◆ Dataset:
====

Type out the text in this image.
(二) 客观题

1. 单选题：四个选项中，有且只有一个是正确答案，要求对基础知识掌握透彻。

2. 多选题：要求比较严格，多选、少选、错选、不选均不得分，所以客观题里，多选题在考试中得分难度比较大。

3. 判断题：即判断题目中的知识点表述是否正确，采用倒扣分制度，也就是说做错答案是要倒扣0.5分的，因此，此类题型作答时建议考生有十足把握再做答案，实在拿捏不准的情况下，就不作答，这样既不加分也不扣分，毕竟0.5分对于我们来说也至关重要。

====

◆ Exercise directions: Write out every entry again, keeping each line exactly the same.

◆ Response to this exercise:
Type out the text in this image.
(二) 客观题

1. 单选题：四个选项中，有且只有一个是正确答案，要求对基础知识掌握透彻。

2. 多选题：要求比较严格，多选、少选、错选、不选均不得分，所以客观题里，多选题在考试中得分难度比较大。

3. 判断题：即判断题目中的知识点表述是否正确，采用倒扣分制度，也就是说做错答案是要倒扣0.5分的，因此，此类题型作答时建议考生有十足把握再做答案，实在拿捏不准的情况下，就不作答，这样既不加分也不扣分，毕竟0.5分对于我们来说也至关重要。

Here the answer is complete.